• [Task description]: Extract every line that includes the string "jeskyňáři".

• [Exercise material]:

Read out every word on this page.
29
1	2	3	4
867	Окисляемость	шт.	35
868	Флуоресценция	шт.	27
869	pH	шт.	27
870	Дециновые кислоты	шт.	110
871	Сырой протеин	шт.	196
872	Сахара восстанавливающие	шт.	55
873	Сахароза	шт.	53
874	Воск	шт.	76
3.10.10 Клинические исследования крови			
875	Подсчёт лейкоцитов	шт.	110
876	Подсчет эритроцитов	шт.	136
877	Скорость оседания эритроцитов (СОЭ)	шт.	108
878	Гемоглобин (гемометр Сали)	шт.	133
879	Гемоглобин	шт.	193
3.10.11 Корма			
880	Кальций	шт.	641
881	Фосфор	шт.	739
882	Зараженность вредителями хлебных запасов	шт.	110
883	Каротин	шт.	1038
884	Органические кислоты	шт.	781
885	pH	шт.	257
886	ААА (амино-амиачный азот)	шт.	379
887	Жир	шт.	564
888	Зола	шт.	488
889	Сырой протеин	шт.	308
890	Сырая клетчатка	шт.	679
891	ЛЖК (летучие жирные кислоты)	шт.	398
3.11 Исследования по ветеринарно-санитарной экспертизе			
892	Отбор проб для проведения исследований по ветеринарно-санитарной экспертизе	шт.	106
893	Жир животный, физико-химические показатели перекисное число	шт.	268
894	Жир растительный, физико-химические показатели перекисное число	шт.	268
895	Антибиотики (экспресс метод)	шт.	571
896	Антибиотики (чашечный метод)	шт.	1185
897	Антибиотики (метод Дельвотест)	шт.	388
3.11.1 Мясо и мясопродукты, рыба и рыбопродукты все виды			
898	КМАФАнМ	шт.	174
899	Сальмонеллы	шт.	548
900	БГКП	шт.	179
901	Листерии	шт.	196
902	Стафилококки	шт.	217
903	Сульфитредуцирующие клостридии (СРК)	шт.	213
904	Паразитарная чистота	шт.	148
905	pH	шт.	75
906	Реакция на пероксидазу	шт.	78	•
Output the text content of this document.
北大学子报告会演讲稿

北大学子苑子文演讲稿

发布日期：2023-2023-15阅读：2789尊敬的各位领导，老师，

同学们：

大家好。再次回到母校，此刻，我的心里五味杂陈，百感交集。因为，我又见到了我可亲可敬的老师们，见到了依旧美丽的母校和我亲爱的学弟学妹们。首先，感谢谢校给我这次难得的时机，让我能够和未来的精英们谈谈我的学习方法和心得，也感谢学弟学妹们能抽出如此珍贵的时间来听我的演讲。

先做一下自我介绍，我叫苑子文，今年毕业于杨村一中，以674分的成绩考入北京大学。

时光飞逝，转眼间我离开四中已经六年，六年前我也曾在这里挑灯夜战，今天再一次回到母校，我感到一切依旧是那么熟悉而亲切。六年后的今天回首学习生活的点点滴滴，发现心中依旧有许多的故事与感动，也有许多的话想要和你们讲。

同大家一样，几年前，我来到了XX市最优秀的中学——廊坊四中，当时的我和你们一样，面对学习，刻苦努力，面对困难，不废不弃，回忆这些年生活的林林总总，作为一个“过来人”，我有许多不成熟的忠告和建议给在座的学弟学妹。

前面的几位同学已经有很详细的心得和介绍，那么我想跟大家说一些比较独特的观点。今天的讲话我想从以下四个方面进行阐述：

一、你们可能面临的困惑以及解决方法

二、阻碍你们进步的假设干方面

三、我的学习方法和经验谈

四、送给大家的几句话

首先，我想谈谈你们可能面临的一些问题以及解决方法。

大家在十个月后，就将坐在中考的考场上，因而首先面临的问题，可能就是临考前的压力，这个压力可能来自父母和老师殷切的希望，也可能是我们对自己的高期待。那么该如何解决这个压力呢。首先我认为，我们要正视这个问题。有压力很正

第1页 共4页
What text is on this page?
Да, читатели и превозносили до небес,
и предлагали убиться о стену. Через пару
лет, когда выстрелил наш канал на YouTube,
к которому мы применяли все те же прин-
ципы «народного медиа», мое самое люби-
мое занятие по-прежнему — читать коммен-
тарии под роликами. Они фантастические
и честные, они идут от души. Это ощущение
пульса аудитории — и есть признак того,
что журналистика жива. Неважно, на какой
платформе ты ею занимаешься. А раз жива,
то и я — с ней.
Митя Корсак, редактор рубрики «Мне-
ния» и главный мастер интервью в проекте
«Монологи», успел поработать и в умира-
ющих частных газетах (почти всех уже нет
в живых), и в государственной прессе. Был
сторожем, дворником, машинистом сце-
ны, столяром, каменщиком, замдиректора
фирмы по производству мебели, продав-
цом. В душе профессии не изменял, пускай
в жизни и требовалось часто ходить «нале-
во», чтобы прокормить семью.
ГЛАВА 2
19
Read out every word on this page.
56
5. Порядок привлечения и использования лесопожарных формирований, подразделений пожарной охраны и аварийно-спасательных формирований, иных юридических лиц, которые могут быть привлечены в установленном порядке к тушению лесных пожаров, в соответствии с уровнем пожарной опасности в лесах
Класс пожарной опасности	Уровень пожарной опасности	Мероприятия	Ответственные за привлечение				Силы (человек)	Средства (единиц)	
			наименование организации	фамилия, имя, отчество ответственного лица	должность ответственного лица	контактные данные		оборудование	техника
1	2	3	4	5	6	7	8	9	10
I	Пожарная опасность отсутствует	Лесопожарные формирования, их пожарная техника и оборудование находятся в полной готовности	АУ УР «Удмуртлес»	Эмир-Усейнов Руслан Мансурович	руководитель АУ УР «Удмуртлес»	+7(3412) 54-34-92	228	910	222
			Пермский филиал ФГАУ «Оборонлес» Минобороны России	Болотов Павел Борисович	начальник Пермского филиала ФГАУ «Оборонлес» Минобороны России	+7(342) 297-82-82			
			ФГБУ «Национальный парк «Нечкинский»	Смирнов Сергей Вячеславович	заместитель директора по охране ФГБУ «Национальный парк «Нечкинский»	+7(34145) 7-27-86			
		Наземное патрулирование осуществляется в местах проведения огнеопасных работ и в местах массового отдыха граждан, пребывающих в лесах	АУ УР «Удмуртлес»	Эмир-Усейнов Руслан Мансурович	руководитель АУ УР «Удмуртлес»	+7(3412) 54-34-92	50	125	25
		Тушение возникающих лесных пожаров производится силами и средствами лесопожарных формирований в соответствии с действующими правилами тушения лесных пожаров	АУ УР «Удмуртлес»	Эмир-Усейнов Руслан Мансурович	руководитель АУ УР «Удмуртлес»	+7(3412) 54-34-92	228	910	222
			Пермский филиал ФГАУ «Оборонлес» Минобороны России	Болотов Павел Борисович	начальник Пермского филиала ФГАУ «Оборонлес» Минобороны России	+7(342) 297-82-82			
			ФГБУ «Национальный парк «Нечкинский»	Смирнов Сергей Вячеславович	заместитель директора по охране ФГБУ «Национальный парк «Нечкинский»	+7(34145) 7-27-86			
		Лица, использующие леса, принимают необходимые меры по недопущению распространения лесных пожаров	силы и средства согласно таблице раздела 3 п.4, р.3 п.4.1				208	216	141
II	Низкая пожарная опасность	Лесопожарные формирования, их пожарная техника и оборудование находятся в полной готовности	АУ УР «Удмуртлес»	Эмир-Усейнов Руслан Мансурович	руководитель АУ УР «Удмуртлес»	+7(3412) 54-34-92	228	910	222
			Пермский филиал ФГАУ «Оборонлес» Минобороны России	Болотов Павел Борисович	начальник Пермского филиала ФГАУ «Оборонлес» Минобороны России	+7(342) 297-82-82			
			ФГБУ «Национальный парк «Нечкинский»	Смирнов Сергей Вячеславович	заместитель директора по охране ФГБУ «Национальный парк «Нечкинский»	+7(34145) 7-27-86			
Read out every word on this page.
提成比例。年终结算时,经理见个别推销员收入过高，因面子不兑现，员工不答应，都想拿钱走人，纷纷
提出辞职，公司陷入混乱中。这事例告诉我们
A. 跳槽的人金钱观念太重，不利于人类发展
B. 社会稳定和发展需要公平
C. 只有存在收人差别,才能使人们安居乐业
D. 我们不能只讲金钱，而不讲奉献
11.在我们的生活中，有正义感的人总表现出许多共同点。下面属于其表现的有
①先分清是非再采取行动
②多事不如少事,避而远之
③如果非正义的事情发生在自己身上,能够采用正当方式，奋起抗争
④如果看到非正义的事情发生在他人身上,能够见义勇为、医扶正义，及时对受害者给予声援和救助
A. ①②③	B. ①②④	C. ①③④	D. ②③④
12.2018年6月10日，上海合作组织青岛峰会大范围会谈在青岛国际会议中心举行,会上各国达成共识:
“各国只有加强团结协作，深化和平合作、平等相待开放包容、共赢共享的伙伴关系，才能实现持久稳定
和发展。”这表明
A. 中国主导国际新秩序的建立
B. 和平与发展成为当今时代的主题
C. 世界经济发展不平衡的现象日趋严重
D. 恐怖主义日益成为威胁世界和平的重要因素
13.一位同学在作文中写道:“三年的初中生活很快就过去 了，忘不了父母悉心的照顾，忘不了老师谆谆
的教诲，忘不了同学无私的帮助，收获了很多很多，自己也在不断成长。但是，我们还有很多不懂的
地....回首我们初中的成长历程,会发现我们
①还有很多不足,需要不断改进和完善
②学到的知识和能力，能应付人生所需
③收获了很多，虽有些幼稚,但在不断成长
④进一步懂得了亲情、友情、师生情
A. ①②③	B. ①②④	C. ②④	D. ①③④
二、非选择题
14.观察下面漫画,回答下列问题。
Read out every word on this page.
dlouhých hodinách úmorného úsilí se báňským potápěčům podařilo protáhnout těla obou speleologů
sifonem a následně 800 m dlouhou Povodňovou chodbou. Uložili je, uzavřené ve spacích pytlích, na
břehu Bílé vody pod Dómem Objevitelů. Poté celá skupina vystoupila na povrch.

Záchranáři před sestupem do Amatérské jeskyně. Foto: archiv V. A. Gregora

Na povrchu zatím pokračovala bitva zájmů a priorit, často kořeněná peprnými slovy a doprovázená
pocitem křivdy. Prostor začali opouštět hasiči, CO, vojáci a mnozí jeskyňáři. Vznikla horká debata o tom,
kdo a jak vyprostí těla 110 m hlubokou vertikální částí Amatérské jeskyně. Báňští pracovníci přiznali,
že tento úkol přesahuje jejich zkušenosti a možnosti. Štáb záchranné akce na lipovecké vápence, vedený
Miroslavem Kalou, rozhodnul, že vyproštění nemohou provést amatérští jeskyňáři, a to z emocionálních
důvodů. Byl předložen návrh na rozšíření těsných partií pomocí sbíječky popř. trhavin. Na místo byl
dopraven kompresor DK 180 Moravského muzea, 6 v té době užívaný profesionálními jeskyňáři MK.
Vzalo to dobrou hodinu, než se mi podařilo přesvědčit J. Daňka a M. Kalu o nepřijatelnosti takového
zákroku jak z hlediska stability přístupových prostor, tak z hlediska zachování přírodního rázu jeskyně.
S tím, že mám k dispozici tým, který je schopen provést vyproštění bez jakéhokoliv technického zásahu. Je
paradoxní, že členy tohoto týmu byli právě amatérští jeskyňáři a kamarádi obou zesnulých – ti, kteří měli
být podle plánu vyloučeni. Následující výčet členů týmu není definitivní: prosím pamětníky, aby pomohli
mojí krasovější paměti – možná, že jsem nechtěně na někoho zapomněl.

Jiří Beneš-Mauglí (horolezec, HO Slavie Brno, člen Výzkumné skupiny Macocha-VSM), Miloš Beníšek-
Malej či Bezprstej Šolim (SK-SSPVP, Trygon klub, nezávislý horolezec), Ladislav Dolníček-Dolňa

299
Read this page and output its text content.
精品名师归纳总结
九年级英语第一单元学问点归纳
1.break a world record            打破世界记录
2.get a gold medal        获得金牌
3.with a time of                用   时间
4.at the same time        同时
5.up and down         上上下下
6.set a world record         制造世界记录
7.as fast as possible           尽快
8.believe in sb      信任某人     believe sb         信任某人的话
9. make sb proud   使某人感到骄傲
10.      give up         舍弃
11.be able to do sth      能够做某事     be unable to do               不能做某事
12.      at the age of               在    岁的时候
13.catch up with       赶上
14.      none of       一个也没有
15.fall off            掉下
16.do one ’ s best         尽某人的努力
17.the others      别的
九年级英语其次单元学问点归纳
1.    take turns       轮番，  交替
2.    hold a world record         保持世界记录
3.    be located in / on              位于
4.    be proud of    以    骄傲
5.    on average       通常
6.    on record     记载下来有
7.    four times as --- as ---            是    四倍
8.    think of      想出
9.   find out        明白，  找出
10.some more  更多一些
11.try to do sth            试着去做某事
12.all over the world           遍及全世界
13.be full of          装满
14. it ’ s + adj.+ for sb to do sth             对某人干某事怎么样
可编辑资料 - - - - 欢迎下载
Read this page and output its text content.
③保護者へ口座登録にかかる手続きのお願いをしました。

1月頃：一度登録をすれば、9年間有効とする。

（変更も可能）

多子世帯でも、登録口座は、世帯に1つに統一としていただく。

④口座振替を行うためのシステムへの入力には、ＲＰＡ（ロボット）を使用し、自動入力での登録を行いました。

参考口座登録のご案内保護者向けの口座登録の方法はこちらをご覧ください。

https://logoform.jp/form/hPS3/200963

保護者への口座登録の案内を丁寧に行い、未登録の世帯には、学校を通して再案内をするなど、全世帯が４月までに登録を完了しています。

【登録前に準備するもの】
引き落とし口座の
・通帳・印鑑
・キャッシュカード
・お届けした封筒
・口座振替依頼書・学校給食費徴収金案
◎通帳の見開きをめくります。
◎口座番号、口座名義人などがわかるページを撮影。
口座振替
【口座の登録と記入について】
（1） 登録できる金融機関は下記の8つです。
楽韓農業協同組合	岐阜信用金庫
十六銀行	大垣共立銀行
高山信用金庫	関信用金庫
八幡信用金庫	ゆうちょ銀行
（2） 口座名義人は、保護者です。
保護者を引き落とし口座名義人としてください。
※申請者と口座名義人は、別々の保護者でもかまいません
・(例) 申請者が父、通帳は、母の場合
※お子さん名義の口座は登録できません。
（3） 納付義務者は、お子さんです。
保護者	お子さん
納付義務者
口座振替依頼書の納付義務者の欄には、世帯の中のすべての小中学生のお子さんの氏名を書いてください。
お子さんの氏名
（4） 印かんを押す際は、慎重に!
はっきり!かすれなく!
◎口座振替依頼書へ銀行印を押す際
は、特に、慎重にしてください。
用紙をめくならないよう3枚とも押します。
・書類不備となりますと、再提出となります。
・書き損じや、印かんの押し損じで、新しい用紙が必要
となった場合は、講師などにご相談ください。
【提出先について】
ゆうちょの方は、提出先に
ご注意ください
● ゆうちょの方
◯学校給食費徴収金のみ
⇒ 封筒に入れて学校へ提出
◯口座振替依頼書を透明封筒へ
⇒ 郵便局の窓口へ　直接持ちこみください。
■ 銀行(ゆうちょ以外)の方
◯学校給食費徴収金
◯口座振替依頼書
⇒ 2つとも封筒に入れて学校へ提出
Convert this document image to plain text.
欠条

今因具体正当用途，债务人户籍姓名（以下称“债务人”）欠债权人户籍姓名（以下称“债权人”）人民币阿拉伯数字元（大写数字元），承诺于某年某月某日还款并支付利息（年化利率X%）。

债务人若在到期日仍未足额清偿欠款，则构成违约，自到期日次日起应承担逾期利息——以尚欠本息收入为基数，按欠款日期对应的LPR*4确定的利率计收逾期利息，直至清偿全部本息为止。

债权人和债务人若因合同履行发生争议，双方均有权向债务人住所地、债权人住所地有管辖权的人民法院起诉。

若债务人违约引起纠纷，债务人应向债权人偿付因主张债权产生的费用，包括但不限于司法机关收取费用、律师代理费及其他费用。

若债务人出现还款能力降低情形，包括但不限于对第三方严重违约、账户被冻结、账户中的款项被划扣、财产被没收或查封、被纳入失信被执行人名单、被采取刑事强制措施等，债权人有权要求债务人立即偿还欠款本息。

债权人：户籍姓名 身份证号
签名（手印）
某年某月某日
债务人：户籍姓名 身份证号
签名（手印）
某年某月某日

• [Reply to the exercise]:
pocitem křivdy. Prostor začali opouštět hasiči, CO, vojáci a mnozí jeskyňáři. Vznikla horká debata o tom,
Miroslavem Kalou, rozhodnul, že vyproštění nemohou provést amatérští jeskyňáři, a to z emocionálních
dopraven kompresor DK 180 Moravského muzea, 6 v té době užívaný profesionálními jeskyňáři MK.
paradoxní, že členy tohoto týmu byli právě amatérští jeskyňáři a kamarádi obou zesnulých – ti, kteří měli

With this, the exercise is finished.